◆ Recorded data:
****************

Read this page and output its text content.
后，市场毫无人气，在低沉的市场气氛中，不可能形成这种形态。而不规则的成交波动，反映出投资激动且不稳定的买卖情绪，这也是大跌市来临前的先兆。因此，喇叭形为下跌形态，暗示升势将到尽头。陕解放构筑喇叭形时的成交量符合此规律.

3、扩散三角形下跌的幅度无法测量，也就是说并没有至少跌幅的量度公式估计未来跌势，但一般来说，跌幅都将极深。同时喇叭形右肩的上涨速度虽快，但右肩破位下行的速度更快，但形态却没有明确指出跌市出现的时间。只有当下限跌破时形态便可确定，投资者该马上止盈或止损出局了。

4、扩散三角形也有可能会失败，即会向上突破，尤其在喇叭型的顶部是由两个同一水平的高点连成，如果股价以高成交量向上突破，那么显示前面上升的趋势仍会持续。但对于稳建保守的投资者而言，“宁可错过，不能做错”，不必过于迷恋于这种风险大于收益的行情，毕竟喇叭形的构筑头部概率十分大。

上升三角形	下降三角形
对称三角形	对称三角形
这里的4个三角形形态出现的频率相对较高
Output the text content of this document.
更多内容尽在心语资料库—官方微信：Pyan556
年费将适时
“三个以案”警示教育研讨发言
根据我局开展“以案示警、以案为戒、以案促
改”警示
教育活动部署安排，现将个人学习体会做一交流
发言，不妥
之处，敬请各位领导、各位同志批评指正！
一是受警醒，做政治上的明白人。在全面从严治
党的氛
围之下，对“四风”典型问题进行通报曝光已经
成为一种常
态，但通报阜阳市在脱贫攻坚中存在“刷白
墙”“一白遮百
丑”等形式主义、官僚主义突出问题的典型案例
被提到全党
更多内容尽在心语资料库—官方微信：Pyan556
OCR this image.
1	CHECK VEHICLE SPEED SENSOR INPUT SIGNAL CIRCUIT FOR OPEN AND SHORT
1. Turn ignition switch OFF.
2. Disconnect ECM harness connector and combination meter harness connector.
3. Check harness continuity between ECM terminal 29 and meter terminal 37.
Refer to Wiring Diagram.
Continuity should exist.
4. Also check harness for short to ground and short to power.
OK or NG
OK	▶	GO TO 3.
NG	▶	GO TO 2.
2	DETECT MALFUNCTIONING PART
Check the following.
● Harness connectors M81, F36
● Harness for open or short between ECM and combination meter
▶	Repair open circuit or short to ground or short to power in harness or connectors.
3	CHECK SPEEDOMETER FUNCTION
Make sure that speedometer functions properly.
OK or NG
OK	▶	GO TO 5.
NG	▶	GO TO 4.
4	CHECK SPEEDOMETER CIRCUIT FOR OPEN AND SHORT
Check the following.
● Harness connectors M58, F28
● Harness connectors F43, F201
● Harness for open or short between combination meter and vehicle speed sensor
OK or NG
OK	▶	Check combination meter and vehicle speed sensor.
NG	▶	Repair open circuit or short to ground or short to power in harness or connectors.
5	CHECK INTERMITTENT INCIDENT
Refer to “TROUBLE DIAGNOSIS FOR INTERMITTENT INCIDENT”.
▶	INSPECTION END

****************

◆ Task description:
Pull out each line holding the string "content".

◆ Exercise answer:
Read this page and output its text content.
Output the text content of this document.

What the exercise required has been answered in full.